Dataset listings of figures
⁂

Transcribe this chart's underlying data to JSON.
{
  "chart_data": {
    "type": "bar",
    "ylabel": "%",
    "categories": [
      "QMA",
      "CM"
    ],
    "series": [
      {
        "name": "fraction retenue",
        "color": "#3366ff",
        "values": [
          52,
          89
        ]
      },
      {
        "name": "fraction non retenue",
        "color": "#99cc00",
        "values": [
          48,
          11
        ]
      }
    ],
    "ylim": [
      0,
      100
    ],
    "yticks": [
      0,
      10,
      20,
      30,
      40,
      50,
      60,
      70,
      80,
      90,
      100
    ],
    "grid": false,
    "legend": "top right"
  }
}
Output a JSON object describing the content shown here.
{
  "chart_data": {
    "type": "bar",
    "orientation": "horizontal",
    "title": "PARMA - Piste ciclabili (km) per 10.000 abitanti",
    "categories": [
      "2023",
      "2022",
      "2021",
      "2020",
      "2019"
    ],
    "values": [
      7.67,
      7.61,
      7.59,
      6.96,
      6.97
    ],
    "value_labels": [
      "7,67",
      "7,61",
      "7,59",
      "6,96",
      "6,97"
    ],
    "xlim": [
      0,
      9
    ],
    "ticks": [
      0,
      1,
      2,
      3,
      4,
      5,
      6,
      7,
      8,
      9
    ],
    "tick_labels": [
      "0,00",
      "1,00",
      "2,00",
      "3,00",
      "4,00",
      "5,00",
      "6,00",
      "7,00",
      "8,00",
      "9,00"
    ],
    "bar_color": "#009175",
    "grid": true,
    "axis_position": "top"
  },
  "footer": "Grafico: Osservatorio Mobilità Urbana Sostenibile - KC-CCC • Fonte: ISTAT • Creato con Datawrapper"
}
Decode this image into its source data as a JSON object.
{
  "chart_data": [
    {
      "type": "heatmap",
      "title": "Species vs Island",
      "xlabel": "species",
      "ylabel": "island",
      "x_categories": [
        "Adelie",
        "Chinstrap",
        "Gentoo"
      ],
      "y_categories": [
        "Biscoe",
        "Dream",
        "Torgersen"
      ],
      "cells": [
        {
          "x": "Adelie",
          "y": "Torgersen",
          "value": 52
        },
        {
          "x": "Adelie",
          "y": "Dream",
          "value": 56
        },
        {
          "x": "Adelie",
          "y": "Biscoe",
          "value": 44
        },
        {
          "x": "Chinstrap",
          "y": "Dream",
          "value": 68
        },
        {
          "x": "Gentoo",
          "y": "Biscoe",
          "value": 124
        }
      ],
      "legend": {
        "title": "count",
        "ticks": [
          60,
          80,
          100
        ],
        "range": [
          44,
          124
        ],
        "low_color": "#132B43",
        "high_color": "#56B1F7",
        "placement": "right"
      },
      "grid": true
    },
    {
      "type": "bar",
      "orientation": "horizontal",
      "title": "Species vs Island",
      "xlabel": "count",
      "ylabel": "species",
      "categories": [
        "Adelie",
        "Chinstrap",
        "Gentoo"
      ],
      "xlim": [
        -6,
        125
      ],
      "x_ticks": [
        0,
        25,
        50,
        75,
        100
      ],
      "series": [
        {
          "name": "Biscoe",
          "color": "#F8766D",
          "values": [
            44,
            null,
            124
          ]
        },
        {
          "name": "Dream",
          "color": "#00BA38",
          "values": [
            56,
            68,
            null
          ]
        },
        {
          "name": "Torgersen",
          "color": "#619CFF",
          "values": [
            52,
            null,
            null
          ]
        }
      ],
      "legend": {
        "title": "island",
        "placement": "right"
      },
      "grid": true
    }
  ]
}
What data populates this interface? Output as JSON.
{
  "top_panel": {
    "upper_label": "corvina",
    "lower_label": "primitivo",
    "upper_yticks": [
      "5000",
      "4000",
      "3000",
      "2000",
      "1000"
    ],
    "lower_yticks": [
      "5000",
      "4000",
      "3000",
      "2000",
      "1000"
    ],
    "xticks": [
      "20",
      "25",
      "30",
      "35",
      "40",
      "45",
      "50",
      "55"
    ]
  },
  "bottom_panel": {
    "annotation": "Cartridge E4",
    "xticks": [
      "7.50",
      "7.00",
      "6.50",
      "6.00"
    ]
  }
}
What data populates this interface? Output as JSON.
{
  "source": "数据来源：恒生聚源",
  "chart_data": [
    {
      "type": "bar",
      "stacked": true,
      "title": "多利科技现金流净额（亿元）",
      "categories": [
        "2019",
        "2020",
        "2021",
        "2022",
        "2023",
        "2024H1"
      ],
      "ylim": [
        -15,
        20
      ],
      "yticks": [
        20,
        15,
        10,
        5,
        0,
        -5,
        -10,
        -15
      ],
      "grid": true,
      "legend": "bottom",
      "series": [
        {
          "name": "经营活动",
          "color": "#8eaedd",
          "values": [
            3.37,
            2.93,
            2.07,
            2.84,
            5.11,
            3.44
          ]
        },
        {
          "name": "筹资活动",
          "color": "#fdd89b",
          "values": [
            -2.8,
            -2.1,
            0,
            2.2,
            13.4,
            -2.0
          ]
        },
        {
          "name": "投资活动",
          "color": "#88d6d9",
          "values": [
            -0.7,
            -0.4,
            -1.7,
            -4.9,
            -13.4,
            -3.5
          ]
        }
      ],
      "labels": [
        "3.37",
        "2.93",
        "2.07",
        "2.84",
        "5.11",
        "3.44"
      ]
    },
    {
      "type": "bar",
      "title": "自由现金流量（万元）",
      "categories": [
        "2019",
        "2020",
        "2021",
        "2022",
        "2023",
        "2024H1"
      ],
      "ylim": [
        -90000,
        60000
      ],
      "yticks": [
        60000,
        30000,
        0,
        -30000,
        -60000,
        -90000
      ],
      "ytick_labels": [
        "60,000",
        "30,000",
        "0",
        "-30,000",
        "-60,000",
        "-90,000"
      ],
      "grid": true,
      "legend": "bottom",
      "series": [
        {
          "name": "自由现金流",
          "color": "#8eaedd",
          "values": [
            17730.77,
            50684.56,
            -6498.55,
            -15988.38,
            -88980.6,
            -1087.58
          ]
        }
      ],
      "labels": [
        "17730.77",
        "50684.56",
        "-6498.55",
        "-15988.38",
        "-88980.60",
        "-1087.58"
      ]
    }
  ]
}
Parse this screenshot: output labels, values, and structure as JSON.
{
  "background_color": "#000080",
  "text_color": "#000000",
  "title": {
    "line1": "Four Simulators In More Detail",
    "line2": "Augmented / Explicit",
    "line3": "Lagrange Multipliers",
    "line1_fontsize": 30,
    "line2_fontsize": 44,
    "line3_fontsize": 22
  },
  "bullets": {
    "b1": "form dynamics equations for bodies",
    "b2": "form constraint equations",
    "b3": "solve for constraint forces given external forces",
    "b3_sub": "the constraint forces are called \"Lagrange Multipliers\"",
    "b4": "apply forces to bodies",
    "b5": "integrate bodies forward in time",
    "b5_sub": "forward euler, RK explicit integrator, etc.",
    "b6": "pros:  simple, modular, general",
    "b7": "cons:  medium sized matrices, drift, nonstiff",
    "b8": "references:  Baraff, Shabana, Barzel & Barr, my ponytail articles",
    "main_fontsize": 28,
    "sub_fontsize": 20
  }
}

⁂

DIRECTIONS: Output each record exactly, leaving nothing out.

REPLY:
Transcribe this chart's underlying data to JSON.
{
  "chart_data": {
    "type": "bar",
    "ylabel": "%",
    "categories": [
      "QMA",
      "CM"
    ],
    "series": [
      {
        "name": "fraction retenue",
        "color": "#3366ff",
        "values": [
          52,
          89
        ]
      },
      {
        "name": "fraction non retenue",
        "color": "#99cc00",
        "values": [
          48,
          11
        ]
      }
    ],
    "ylim": [
      0,
      100
    ],
    "yticks": [
      0,
      10,
      20,
      30,
      40,
      50,
      60,
      70,
      80,
      90,
      100
    ],
    "grid": false,
    "legend": "top right"
  }
}
Output a JSON object describing the content shown here.
{
  "chart_data": {
    "type": "bar",
    "orientation": "horizontal",
    "title": "PARMA - Piste ciclabili (km) per 10.000 abitanti",
    "categories": [
      "2023",
      "2022",
      "2021",
      "2020",
      "2019"
    ],
    "values": [
      7.67,
      7.61,
      7.59,
      6.96,
      6.97
    ],
    "value_labels": [
      "7,67",
      "7,61",
      "7,59",
      "6,96",
      "6,97"
    ],
    "xlim": [
      0,
      9
    ],
    "ticks": [
      0,
      1,
      2,
      3,
      4,
      5,
      6,
      7,
      8,
      9
    ],
    "tick_labels": [
      "0,00",
      "1,00",
      "2,00",
      "3,00",
      "4,00",
      "5,00",
      "6,00",
      "7,00",
      "8,00",
      "9,00"
    ],
    "bar_color": "#009175",
    "grid": true,
    "axis_position": "top"
  },
  "footer": "Grafico: Osservatorio Mobilità Urbana Sostenibile - KC-CCC • Fonte: ISTAT • Creato con Datawrapper"
}
Decode this image into its source data as a JSON object.
{
  "chart_data": [
    {
      "type": "heatmap",
      "title": "Species vs Island",
      "xlabel": "species",
      "ylabel": "island",
      "x_categories": [
        "Adelie",
        "Chinstrap",
        "Gentoo"
      ],
      "y_categories": [
        "Biscoe",
        "Dream",
        "Torgersen"
      ],
      "cells": [
        {
          "x": "Adelie",
          "y": "Torgersen",
          "value": 52
        },
        {
          "x": "Adelie",
          "y": "Dream",
          "value": 56
        },
        {
          "x": "Adelie",
          "y": "Biscoe",
          "value": 44
        },
        {
          "x": "Chinstrap",
          "y": "Dream",
          "value": 68
        },
        {
          "x": "Gentoo",
          "y": "Biscoe",
          "value": 124
        }
      ],
      "legend": {
        "title": "count",
        "ticks": [
          60,
          80,
          100
        ],
        "range": [
          44,
          124
        ],
        "low_color": "#132B43",
        "high_color": "#56B1F7",
        "placement": "right"
      },
      "grid": true
    },
    {
      "type": "bar",
      "orientation": "horizontal",
      "title": "Species vs Island",
      "xlabel": "count",
      "ylabel": "species",
      "categories": [
        "Adelie",
        "Chinstrap",
        "Gentoo"
      ],
      "xlim": [
        -6,
        125
      ],
      "x_ticks": [
        0,
        25,
        50,
        75,
        100
      ],
      "series": [
        {
          "name": "Biscoe",
          "color": "#F8766D",
          "values": [
            44,
            null,
            124
          ]
        },
        {
          "name": "Dream",
          "color": "#00BA38",
          "values": [
            56,
            68,
            null
          ]
        },
        {
          "name": "Torgersen",
          "color": "#619CFF",
          "values": [
            52,
            null,
            null
          ]
        }
      ],
      "legend": {
        "title": "island",
        "placement": "right"
      },
      "grid": true
    }
  ]
}
What data populates this interface? Output as JSON.
{
  "top_panel": {
    "upper_label": "corvina",
    "lower_label": "primitivo",
    "upper_yticks": [
      "5000",
      "4000",
      "3000",
      "2000",
      "1000"
    ],
    "lower_yticks": [
      "5000",
      "4000",
      "3000",
      "2000",
      "1000"
    ],
    "xticks": [
      "20",
      "25",
      "30",
      "35",
      "40",
      "45",
      "50",
      "55"
    ]
  },
  "bottom_panel": {
    "annotation": "Cartridge E4",
    "xticks": [
      "7.50",
      "7.00",
      "6.50",
      "6.00"
    ]
  }
}
What data populates this interface? Output as JSON.
{
  "source": "数据来源：恒生聚源",
  "chart_data": [
    {
      "type": "bar",
      "stacked": true,
      "title": "多利科技现金流净额（亿元）",
      "categories": [
        "2019",
        "2020",
        "2021",
        "2022",
        "2023",
        "2024H1"
      ],
      "ylim": [
        -15,
        20
      ],
      "yticks": [
        20,
        15,
        10,
        5,
        0,
        -5,
        -10,
        -15
      ],
      "grid": true,
      "legend": "bottom",
      "series": [
        {
          "name": "经营活动",
          "color": "#8eaedd",
          "values": [
            3.37,
            2.93,
            2.07,
            2.84,
            5.11,
            3.44
          ]
        },
        {
          "name": "筹资活动",
          "color": "#fdd89b",
          "values": [
            -2.8,
            -2.1,
            0,
            2.2,
            13.4,
            -2.0
          ]
        },
        {
          "name": "投资活动",
          "color": "#88d6d9",
          "values": [
            -0.7,
            -0.4,
            -1.7,
            -4.9,
            -13.4,
            -3.5
          ]
        }
      ],
      "labels": [
        "3.37",
        "2.93",
        "2.07",
        "2.84",
        "5.11",
        "3.44"
      ]
    },
    {
      "type": "bar",
      "title": "自由现金流量（万元）",
      "categories": [
        "2019",
        "2020",
        "2021",
        "2022",
        "2023",
        "2024H1"
      ],
      "ylim": [
        -90000,
        60000
      ],
      "yticks": [
        60000,
        30000,
        0,
        -30000,
        -60000,
        -90000
      ],
      "ytick_labels": [
        "60,000",
        "30,000",
        "0",
        "-30,000",
        "-60,000",
        "-90,000"
      ],
      "grid": true,
      "legend": "bottom",
      "series": [
        {
          "name": "自由现金流",
          "color": "#8eaedd",
          "values": [
            17730.77,
            50684.56,
            -6498.55,
            -15988.38,
            -88980.6,
            -1087.58
          ]
        }
      ],
      "labels": [
        "17730.77",
        "50684.56",
        "-6498.55",
        "-15988.38",
        "-88980.60",
        "-1087.58"
      ]
    }
  ]
}
Parse this screenshot: output labels, values, and structure as JSON.
{
  "background_color": "#000080",
  "text_color": "#000000",
  "title": {
    "line1": "Four Simulators In More Detail",
    "line2": "Augmented / Explicit",
    "line3": "Lagrange Multipliers",
    "line1_fontsize": 30,
    "line2_fontsize": 44,
    "line3_fontsize": 22
  },
  "bullets": {
    "b1": "form dynamics equations for bodies",
    "b2": "form constraint equations",
    "b3": "solve for constraint forces given external forces",
    "b3_sub": "the constraint forces are called \"Lagrange Multipliers\"",
    "b4": "apply forces to bodies",
    "b5": "integrate bodies forward in time",
    "b5_sub": "forward euler, RK explicit integrator, etc.",
    "b6": "pros:  simple, modular, general",
    "b7": "cons:  medium sized matrices, drift, nonstiff",
    "b8": "references:  Baraff, Shabana, Barzel & Barr, my ponytail articles",
    "main_fontsize": 28,
    "sub_fontsize": 20
  }
}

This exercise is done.